YOUR INSTRUCTIONS: Word for word, copy all the data and drop the pictures.

SUPPLIED RECORDS start

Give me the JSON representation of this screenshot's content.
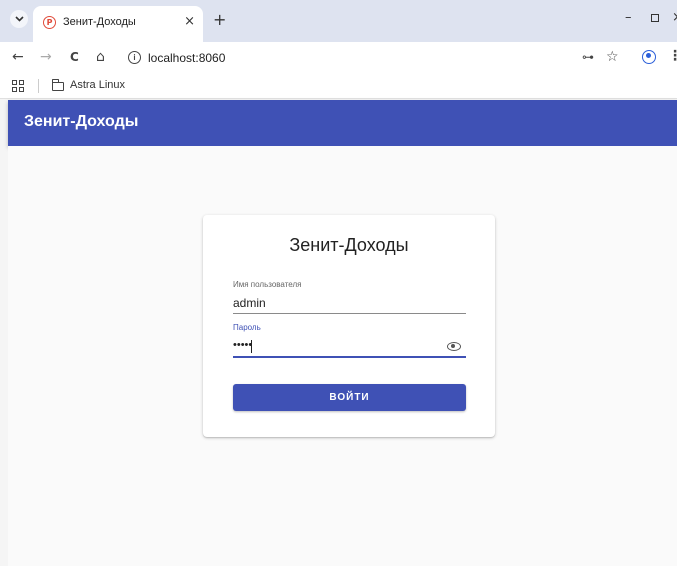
{
  "browser": {
    "tab": {
      "title": "Зенит-Доходы",
      "close": "×"
    },
    "new_tab": "+",
    "window": {
      "minimize": "–",
      "close": "×"
    },
    "nav": {
      "back": "←",
      "forward": "→",
      "reload": "C",
      "home": "⌂"
    },
    "url": "localhost:8060",
    "icons": {
      "key": "⊶",
      "star": "☆",
      "kebab": "⋮"
    },
    "bookmarks": [
      {
        "label": "Astra Linux"
      }
    ]
  },
  "app": {
    "title": "Зенит-Доходы",
    "accent_color": "#3f51b5"
  },
  "login": {
    "title": "Зенит-Доходы",
    "username_label": "Имя пользователя",
    "username_value": "admin",
    "password_label": "Пароль",
    "password_value": "•••••",
    "submit_label": "ВОЙТИ"
  }
}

SUPPLIED RECORDS end

ANSWER:
Give me the JSON representation of this screenshot's content.
{
  "browser": {
    "tab": {
      "title": "Зенит-Доходы",
      "close": "×"
    },
    "new_tab": "+",
    "window": {
      "minimize": "–",
      "close": "×"
    },
    "nav": {
      "back": "←",
      "forward": "→",
      "reload": "C",
      "home": "⌂"
    },
    "url": "localhost:8060",
    "icons": {
      "key": "⊶",
      "star": "☆",
      "kebab": "⋮"
    },
    "bookmarks": [
      {
        "label": "Astra Linux"
      }
    ]
  },
  "app": {
    "title": "Зенит-Доходы",
    "accent_color": "#3f51b5"
  },
  "login": {
    "title": "Зенит-Доходы",
    "username_label": "Имя пользователя",
    "username_value": "admin",
    "password_label": "Пароль",
    "password_value": "•••••",
    "submit_label": "ВОЙТИ"
  }
}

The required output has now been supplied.